* Begin Given records *
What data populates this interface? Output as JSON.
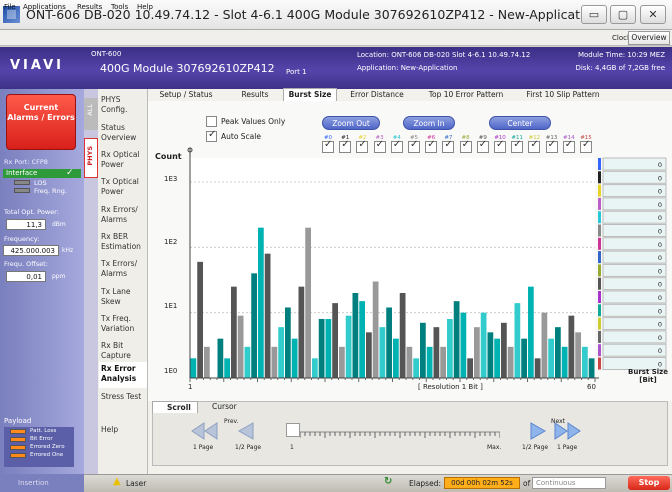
{
  "window": {
    "title": "ONT-606  DB-020 10.49.74.12 - Slot 4-6.1 400G Module 307692610ZP412 - New-Application",
    "minimize": "▭",
    "maximize": "▢",
    "close": "✕"
  },
  "menu": {
    "items": [
      "File",
      "Applications",
      "Results",
      "Tools",
      "Help"
    ],
    "clock": "Clock",
    "overview": "Overview"
  },
  "header": {
    "logo": "VIAVI",
    "model": "ONT-600",
    "module": "400G Module 307692610ZP412",
    "port": "Port 1",
    "location": "Location: ONT-606 DB-020 Slot 4-6.1  10.49.74.12",
    "application": "Application: New-Application",
    "module_time": "Module Time: 10:29 MEZ",
    "disk": "Disk: 4,4GB of 7,2GB free"
  },
  "left_panel": {
    "alarm_button": "Current Alarms / Errors",
    "rx_port": "Rx Port: CFP8",
    "interface": "Interface",
    "flags": [
      "LOS",
      "Freq. Rng."
    ],
    "total_power_label": "Total Opt. Power:",
    "total_power_value": "11,3",
    "total_power_unit": "dBm",
    "freq_label": "Frequency:",
    "freq_value": "425.000.003",
    "freq_unit": "kHz",
    "offset_label": "Frequ. Offset:",
    "offset_value": "0,01",
    "offset_unit": "ppm",
    "payload": "Payload",
    "payload_flags": [
      "Patt. Loss",
      "Bit Error",
      "Errored Zero",
      "Errored One"
    ],
    "insertion": "Insertion"
  },
  "side_tabs": [
    "ALL",
    "PHYS"
  ],
  "nav": [
    "PHYS Config.",
    "Status Overview",
    "Rx Optical Power",
    "Tx Optical Power",
    "Rx Errors/ Alarms",
    "Rx BER Estimation",
    "Tx Errors/ Alarms",
    "Tx Lane Skew",
    "Tx Freq. Variation",
    "Rx Bit Capture",
    "Rx Error Analysis",
    "Stress Test",
    "Help"
  ],
  "content_tabs": [
    "Setup / Status",
    "Results",
    "Burst Size",
    "Error Distance",
    "Top 10 Error Pattern",
    "First 10 Slip Pattern"
  ],
  "controls": {
    "peak_values": "Peak Values Only",
    "auto_scale": "Auto Scale",
    "zoom_out": "Zoom Out",
    "zoom_in": "Zoom In",
    "center": "Center"
  },
  "series_numbers": [
    "#0",
    "#1",
    "#2",
    "#3",
    "#4",
    "#5",
    "#6",
    "#7",
    "#8",
    "#9",
    "#10",
    "#11",
    "#12",
    "#13",
    "#14",
    "#15"
  ],
  "series_colors": [
    "#3366ff",
    "#222222",
    "#e6d22a",
    "#b860c8",
    "#28c8d8",
    "#888888",
    "#cc3399",
    "#3366cc",
    "#99aa33",
    "#555555",
    "#aa33cc",
    "#11aa99",
    "#cccc33",
    "#666666",
    "#aa55cc",
    "#cc4444"
  ],
  "legend_values": [
    "0",
    "0",
    "0",
    "0",
    "0",
    "0",
    "0",
    "0",
    "0",
    "0",
    "0",
    "0",
    "0",
    "0",
    "0",
    "0"
  ],
  "chart_data": {
    "type": "bar",
    "ylabel": "Count",
    "xlabel": "Burst Size [Bit]",
    "resolution_label": "[ Resolution 1 Bit ]",
    "x_tick_labels": [
      "1",
      "60"
    ],
    "y_scale": "log",
    "y_tick_labels": [
      "1E0",
      "1E1",
      "1E2",
      "1E3"
    ],
    "ylim": [
      1,
      1000
    ],
    "xlim": [
      1,
      60
    ],
    "bar_colors": [
      "#00b3b3",
      "#555555",
      "#999999",
      "#33cccc",
      "#007f7f"
    ],
    "values": [
      2,
      60,
      3,
      1,
      4,
      2,
      25,
      9,
      3,
      40,
      200,
      80,
      3,
      6,
      12,
      4,
      25,
      200,
      2,
      8,
      8,
      14,
      3,
      9,
      20,
      15,
      5,
      30,
      6,
      12,
      4,
      20,
      3,
      2,
      7,
      3,
      6,
      3,
      8,
      15,
      10,
      2,
      6,
      10,
      5,
      4,
      7,
      3,
      14,
      4,
      25,
      2,
      10,
      4,
      6,
      3,
      9,
      5,
      3,
      2
    ]
  },
  "scroll": {
    "tabs": [
      "Scroll",
      "Cursor"
    ],
    "prev": "Prev.",
    "next": "Next",
    "one_page": "1 Page",
    "half_page": "1/2 Page",
    "min": "1",
    "max": "Max."
  },
  "status": {
    "laser": "Laser",
    "elapsed_label": "Elapsed:",
    "elapsed_value": "00d 00h 02m 52s",
    "of": "of",
    "continuous": "Continuous",
    "stop": "Stop"
  }
}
* End Given records *
** Exercise objective **
Write out the material above once more, exactly as it reads, with no pictures.

** Result of this task **
What data populates this interface? Output as JSON.
{
  "window": {
    "title": "ONT-606  DB-020 10.49.74.12 - Slot 4-6.1 400G Module 307692610ZP412 - New-Application",
    "minimize": "▭",
    "maximize": "▢",
    "close": "✕"
  },
  "menu": {
    "items": [
      "File",
      "Applications",
      "Results",
      "Tools",
      "Help"
    ],
    "clock": "Clock",
    "overview": "Overview"
  },
  "header": {
    "logo": "VIAVI",
    "model": "ONT-600",
    "module": "400G Module 307692610ZP412",
    "port": "Port 1",
    "location": "Location: ONT-606 DB-020 Slot 4-6.1  10.49.74.12",
    "application": "Application: New-Application",
    "module_time": "Module Time: 10:29 MEZ",
    "disk": "Disk: 4,4GB of 7,2GB free"
  },
  "left_panel": {
    "alarm_button": "Current Alarms / Errors",
    "rx_port": "Rx Port: CFP8",
    "interface": "Interface",
    "flags": [
      "LOS",
      "Freq. Rng."
    ],
    "total_power_label": "Total Opt. Power:",
    "total_power_value": "11,3",
    "total_power_unit": "dBm",
    "freq_label": "Frequency:",
    "freq_value": "425.000.003",
    "freq_unit": "kHz",
    "offset_label": "Frequ. Offset:",
    "offset_value": "0,01",
    "offset_unit": "ppm",
    "payload": "Payload",
    "payload_flags": [
      "Patt. Loss",
      "Bit Error",
      "Errored Zero",
      "Errored One"
    ],
    "insertion": "Insertion"
  },
  "side_tabs": [
    "ALL",
    "PHYS"
  ],
  "nav": [
    "PHYS Config.",
    "Status Overview",
    "Rx Optical Power",
    "Tx Optical Power",
    "Rx Errors/ Alarms",
    "Rx BER Estimation",
    "Tx Errors/ Alarms",
    "Tx Lane Skew",
    "Tx Freq. Variation",
    "Rx Bit Capture",
    "Rx Error Analysis",
    "Stress Test",
    "Help"
  ],
  "content_tabs": [
    "Setup / Status",
    "Results",
    "Burst Size",
    "Error Distance",
    "Top 10 Error Pattern",
    "First 10 Slip Pattern"
  ],
  "controls": {
    "peak_values": "Peak Values Only",
    "auto_scale": "Auto Scale",
    "zoom_out": "Zoom Out",
    "zoom_in": "Zoom In",
    "center": "Center"
  },
  "series_numbers": [
    "#0",
    "#1",
    "#2",
    "#3",
    "#4",
    "#5",
    "#6",
    "#7",
    "#8",
    "#9",
    "#10",
    "#11",
    "#12",
    "#13",
    "#14",
    "#15"
  ],
  "series_colors": [
    "#3366ff",
    "#222222",
    "#e6d22a",
    "#b860c8",
    "#28c8d8",
    "#888888",
    "#cc3399",
    "#3366cc",
    "#99aa33",
    "#555555",
    "#aa33cc",
    "#11aa99",
    "#cccc33",
    "#666666",
    "#aa55cc",
    "#cc4444"
  ],
  "legend_values": [
    "0",
    "0",
    "0",
    "0",
    "0",
    "0",
    "0",
    "0",
    "0",
    "0",
    "0",
    "0",
    "0",
    "0",
    "0",
    "0"
  ],
  "chart_data": {
    "type": "bar",
    "ylabel": "Count",
    "xlabel": "Burst Size [Bit]",
    "resolution_label": "[ Resolution 1 Bit ]",
    "x_tick_labels": [
      "1",
      "60"
    ],
    "y_scale": "log",
    "y_tick_labels": [
      "1E0",
      "1E1",
      "1E2",
      "1E3"
    ],
    "ylim": [
      1,
      1000
    ],
    "xlim": [
      1,
      60
    ],
    "bar_colors": [
      "#00b3b3",
      "#555555",
      "#999999",
      "#33cccc",
      "#007f7f"
    ],
    "values": [
      2,
      60,
      3,
      1,
      4,
      2,
      25,
      9,
      3,
      40,
      200,
      80,
      3,
      6,
      12,
      4,
      25,
      200,
      2,
      8,
      8,
      14,
      3,
      9,
      20,
      15,
      5,
      30,
      6,
      12,
      4,
      20,
      3,
      2,
      7,
      3,
      6,
      3,
      8,
      15,
      10,
      2,
      6,
      10,
      5,
      4,
      7,
      3,
      14,
      4,
      25,
      2,
      10,
      4,
      6,
      3,
      9,
      5,
      3,
      2
    ]
  },
  "scroll": {
    "tabs": [
      "Scroll",
      "Cursor"
    ],
    "prev": "Prev.",
    "next": "Next",
    "one_page": "1 Page",
    "half_page": "1/2 Page",
    "min": "1",
    "max": "Max."
  },
  "status": {
    "laser": "Laser",
    "elapsed_label": "Elapsed:",
    "elapsed_value": "00d 00h 02m 52s",
    "of": "of",
    "continuous": "Continuous",
    "stop": "Stop"
  }
}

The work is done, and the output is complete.